* START *

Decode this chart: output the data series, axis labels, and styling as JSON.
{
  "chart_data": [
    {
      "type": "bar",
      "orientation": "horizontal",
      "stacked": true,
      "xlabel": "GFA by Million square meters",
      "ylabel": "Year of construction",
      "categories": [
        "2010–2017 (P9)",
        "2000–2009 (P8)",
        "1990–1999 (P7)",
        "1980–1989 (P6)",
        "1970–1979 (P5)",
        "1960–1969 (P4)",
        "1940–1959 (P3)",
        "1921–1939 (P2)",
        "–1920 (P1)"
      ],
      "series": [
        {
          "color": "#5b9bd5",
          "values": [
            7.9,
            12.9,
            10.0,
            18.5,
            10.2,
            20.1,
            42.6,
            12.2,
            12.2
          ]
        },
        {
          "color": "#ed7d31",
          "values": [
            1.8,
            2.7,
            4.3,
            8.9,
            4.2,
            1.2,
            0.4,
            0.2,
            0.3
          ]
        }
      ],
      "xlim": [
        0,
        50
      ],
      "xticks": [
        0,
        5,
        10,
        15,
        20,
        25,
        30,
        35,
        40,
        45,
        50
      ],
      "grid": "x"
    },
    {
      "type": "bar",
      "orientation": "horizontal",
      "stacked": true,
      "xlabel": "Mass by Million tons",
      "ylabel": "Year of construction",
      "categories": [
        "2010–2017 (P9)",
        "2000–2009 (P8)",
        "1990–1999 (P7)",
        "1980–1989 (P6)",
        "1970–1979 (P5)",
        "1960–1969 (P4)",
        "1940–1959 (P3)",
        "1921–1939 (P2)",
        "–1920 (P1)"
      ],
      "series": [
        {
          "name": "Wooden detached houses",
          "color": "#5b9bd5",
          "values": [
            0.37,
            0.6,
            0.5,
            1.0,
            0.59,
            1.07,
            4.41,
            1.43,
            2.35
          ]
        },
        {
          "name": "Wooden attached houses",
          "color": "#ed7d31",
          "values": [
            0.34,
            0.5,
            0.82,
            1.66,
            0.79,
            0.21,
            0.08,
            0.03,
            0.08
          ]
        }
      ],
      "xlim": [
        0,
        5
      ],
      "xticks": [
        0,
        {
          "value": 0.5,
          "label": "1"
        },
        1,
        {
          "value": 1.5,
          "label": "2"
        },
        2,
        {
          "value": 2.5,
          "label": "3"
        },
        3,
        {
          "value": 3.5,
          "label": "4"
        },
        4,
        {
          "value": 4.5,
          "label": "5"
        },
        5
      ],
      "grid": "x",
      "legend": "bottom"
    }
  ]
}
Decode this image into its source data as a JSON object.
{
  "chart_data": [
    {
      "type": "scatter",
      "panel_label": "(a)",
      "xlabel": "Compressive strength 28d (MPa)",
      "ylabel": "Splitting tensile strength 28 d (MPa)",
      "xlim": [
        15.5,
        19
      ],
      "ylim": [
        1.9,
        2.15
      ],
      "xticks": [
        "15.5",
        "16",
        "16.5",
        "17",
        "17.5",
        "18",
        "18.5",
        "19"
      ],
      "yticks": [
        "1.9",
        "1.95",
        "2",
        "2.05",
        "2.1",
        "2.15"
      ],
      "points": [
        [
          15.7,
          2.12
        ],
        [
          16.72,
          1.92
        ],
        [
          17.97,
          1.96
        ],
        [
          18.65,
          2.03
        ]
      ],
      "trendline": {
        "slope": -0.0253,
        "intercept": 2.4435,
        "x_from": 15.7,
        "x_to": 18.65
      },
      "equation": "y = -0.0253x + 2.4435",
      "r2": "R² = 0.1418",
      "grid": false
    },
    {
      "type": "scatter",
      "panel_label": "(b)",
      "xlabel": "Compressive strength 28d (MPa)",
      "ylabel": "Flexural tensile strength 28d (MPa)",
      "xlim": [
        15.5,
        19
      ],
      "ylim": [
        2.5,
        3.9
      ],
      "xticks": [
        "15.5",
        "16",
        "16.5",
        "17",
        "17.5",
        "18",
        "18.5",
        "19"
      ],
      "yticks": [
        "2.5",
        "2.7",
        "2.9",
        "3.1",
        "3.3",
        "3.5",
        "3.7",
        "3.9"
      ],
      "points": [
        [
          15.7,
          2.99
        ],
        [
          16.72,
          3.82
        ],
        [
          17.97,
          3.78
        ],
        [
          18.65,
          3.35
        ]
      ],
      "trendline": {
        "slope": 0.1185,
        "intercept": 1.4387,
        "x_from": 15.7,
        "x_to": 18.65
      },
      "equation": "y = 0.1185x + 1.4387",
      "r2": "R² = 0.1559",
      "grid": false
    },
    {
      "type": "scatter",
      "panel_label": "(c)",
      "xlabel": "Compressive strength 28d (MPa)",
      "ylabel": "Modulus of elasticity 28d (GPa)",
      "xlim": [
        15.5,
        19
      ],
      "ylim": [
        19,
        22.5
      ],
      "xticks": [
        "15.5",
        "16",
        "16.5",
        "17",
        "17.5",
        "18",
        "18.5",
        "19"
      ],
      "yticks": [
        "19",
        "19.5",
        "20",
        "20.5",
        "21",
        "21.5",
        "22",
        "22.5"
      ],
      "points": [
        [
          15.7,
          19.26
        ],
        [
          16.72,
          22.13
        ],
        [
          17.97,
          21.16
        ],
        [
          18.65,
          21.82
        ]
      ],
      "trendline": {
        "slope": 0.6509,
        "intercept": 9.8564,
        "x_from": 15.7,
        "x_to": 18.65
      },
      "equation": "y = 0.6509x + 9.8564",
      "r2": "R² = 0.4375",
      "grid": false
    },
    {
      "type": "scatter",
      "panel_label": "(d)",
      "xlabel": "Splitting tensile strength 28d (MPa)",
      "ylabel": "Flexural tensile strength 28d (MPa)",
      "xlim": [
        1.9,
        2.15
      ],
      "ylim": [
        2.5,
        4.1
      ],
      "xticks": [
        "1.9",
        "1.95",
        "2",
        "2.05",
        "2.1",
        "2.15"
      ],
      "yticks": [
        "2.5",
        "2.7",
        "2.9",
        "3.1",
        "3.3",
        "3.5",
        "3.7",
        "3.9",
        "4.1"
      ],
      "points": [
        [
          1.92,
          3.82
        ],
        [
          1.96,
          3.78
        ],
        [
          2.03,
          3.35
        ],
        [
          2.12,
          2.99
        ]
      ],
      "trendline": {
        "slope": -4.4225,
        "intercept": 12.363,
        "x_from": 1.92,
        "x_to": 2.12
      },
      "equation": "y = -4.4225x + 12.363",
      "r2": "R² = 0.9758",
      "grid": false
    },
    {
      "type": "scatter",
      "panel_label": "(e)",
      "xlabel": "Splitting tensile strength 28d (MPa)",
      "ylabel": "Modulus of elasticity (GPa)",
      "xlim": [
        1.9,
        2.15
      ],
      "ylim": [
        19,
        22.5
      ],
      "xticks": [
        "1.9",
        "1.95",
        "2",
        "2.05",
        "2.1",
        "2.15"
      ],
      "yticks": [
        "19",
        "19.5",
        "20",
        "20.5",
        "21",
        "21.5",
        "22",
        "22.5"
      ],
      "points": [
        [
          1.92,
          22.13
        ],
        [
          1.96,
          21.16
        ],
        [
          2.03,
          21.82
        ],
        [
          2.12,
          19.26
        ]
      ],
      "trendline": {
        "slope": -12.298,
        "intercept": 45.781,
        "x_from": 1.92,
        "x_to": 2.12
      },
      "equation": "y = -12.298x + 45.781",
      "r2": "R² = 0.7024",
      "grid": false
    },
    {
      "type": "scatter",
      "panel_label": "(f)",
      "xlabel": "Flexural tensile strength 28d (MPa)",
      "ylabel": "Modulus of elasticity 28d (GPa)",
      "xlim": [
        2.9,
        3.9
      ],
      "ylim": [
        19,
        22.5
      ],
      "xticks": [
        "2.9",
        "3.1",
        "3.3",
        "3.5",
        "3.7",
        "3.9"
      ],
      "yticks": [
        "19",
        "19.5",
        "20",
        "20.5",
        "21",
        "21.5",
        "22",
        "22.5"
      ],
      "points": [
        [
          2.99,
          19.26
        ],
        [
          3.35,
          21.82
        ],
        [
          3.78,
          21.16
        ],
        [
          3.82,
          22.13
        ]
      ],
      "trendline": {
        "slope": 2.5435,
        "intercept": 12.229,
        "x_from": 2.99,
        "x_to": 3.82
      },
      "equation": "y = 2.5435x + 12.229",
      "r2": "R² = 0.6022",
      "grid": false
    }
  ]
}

* END *

## WHAT TO DO
Copy out each line in the listing that has the word "Wooden".

## SOLUTION FOR THIS TASK
          "name": "Wooden detached houses",
          "name": "Wooden attached houses",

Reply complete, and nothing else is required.